A block of data:
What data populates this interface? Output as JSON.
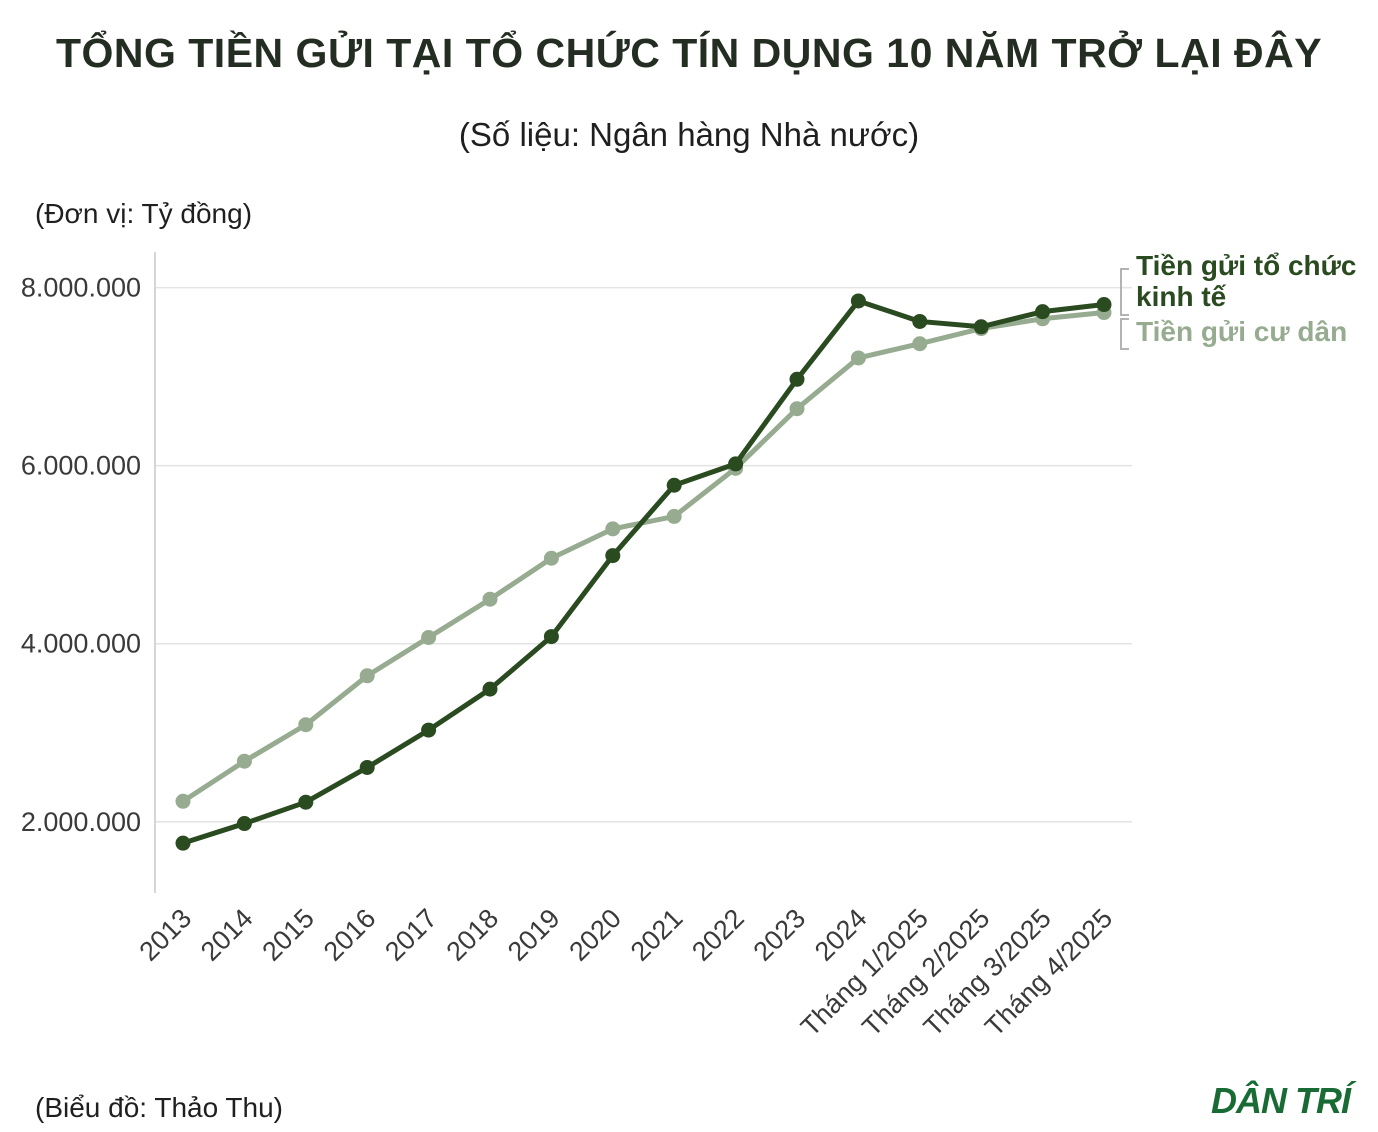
{
  "chart": {
    "title": "TỔNG TIỀN GỬI TẠI TỔ CHỨC TÍN DỤNG 10 NĂM TRỞ LẠI ĐÂY",
    "subtitle": "(Số liệu: Ngân hàng Nhà nước)",
    "unit_label": "(Đơn vị: Tỷ đồng)"
  },
  "legend": {
    "dark_label": "Tiền gửi tổ chức kinh tế",
    "light_label": "Tiền gửi cư dân"
  },
  "footer": {
    "credit": "(Biểu đồ: Thảo Thu)",
    "logo": "DÂN TRÍ"
  },
  "colors": {
    "dark_series": "#2a4a20",
    "light_series": "#96ab8f",
    "grid": "#e3e3e3",
    "axis": "#c9c9c9",
    "tick_text": "#3a3a3a",
    "logo_green": "#176b33"
  },
  "chart_data": {
    "type": "line",
    "title": "TỔNG TIỀN GỬI TẠI TỔ CHỨC TÍN DỤNG 10 NĂM TRỞ LẠI ĐÂY",
    "subtitle": "(Số liệu: Ngân hàng Nhà nước)",
    "ylabel": "Tỷ đồng",
    "xlabel": "",
    "grid": "horizontal",
    "legend_position": "right",
    "categories": [
      "2013",
      "2014",
      "2015",
      "2016",
      "2017",
      "2018",
      "2019",
      "2020",
      "2021",
      "2022",
      "2023",
      "2024",
      "Tháng 1/2025",
      "Tháng 2/2025",
      "Tháng 3/2025",
      "Tháng 4/2025"
    ],
    "series": [
      {
        "name": "Tiền gửi tổ chức kinh tế",
        "color_key": "dark_series",
        "values": [
          1760000,
          1980000,
          2220000,
          2610000,
          3030000,
          3490000,
          4080000,
          4990000,
          5780000,
          6020000,
          6970000,
          7850000,
          7620000,
          7560000,
          7730000,
          7810000
        ]
      },
      {
        "name": "Tiền gửi cư dân",
        "color_key": "light_series",
        "values": [
          2230000,
          2680000,
          3090000,
          3640000,
          4070000,
          4500000,
          4960000,
          5290000,
          5430000,
          5970000,
          6640000,
          7210000,
          7370000,
          7540000,
          7650000,
          7720000
        ]
      }
    ],
    "yticks": [
      {
        "label": "2.000.000",
        "value": 2000000
      },
      {
        "label": "4.000.000",
        "value": 4000000
      },
      {
        "label": "6.000.000",
        "value": 6000000
      },
      {
        "label": "8.000.000",
        "value": 8000000
      }
    ],
    "ylim": [
      1200000,
      8400000
    ]
  }
}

■ Your objective: Transcribe each entry above exactly, apart from the pictures.

■ Solved problem:
What data populates this interface? Output as JSON.
{
  "chart": {
    "title": "TỔNG TIỀN GỬI TẠI TỔ CHỨC TÍN DỤNG 10 NĂM TRỞ LẠI ĐÂY",
    "subtitle": "(Số liệu: Ngân hàng Nhà nước)",
    "unit_label": "(Đơn vị: Tỷ đồng)"
  },
  "legend": {
    "dark_label": "Tiền gửi tổ chức kinh tế",
    "light_label": "Tiền gửi cư dân"
  },
  "footer": {
    "credit": "(Biểu đồ: Thảo Thu)",
    "logo": "DÂN TRÍ"
  },
  "colors": {
    "dark_series": "#2a4a20",
    "light_series": "#96ab8f",
    "grid": "#e3e3e3",
    "axis": "#c9c9c9",
    "tick_text": "#3a3a3a",
    "logo_green": "#176b33"
  },
  "chart_data": {
    "type": "line",
    "title": "TỔNG TIỀN GỬI TẠI TỔ CHỨC TÍN DỤNG 10 NĂM TRỞ LẠI ĐÂY",
    "subtitle": "(Số liệu: Ngân hàng Nhà nước)",
    "ylabel": "Tỷ đồng",
    "xlabel": "",
    "grid": "horizontal",
    "legend_position": "right",
    "categories": [
      "2013",
      "2014",
      "2015",
      "2016",
      "2017",
      "2018",
      "2019",
      "2020",
      "2021",
      "2022",
      "2023",
      "2024",
      "Tháng 1/2025",
      "Tháng 2/2025",
      "Tháng 3/2025",
      "Tháng 4/2025"
    ],
    "series": [
      {
        "name": "Tiền gửi tổ chức kinh tế",
        "color_key": "dark_series",
        "values": [
          1760000,
          1980000,
          2220000,
          2610000,
          3030000,
          3490000,
          4080000,
          4990000,
          5780000,
          6020000,
          6970000,
          7850000,
          7620000,
          7560000,
          7730000,
          7810000
        ]
      },
      {
        "name": "Tiền gửi cư dân",
        "color_key": "light_series",
        "values": [
          2230000,
          2680000,
          3090000,
          3640000,
          4070000,
          4500000,
          4960000,
          5290000,
          5430000,
          5970000,
          6640000,
          7210000,
          7370000,
          7540000,
          7650000,
          7720000
        ]
      }
    ],
    "yticks": [
      {
        "label": "2.000.000",
        "value": 2000000
      },
      {
        "label": "4.000.000",
        "value": 4000000
      },
      {
        "label": "6.000.000",
        "value": 6000000
      },
      {
        "label": "8.000.000",
        "value": 8000000
      }
    ],
    "ylim": [
      1200000,
      8400000
    ]
  }
}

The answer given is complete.